Given exercise. Copy each line that contains the word "value".

(Dataset excerpt)
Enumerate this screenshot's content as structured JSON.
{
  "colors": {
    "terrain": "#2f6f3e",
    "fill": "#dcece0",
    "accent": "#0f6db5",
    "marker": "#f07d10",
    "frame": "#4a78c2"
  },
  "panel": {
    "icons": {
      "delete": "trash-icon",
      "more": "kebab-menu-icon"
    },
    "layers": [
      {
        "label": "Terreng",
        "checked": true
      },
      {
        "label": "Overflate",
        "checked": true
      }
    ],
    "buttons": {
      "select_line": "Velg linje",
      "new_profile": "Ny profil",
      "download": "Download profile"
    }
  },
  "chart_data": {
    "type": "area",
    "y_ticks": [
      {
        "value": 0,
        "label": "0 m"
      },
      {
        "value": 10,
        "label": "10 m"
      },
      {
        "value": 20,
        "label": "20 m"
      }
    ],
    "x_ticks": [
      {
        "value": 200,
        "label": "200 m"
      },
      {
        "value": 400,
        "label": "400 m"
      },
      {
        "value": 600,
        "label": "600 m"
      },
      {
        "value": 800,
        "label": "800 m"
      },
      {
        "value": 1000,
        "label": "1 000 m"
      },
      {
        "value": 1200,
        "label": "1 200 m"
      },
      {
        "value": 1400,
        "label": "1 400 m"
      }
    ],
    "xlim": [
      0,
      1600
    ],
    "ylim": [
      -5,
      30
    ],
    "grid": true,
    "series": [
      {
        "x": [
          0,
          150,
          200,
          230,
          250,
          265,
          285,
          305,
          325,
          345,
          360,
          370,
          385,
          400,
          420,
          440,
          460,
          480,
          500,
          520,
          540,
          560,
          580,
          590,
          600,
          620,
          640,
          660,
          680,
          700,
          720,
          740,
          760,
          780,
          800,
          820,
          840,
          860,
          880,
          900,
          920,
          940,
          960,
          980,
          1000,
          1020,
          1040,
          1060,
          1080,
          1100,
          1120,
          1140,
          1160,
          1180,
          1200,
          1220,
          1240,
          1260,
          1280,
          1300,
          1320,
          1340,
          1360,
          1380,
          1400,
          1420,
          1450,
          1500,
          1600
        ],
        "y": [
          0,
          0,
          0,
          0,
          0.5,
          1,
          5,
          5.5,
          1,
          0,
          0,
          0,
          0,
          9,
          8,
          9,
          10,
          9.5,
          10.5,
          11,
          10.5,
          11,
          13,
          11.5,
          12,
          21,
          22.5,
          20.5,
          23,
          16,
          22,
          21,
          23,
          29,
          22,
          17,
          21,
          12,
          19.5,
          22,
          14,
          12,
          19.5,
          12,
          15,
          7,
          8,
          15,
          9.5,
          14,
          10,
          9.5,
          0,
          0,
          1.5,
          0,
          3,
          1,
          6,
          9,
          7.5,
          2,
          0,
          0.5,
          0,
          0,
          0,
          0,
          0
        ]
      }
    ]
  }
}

Exercise result.
        "value": 0,
        "value": 10,
        "value": 20,
        "value": 200,
        "value": 400,
        "value": 600,
        "value": 800,
        "value": 1000,
        "value": 1200,
        "value": 1400,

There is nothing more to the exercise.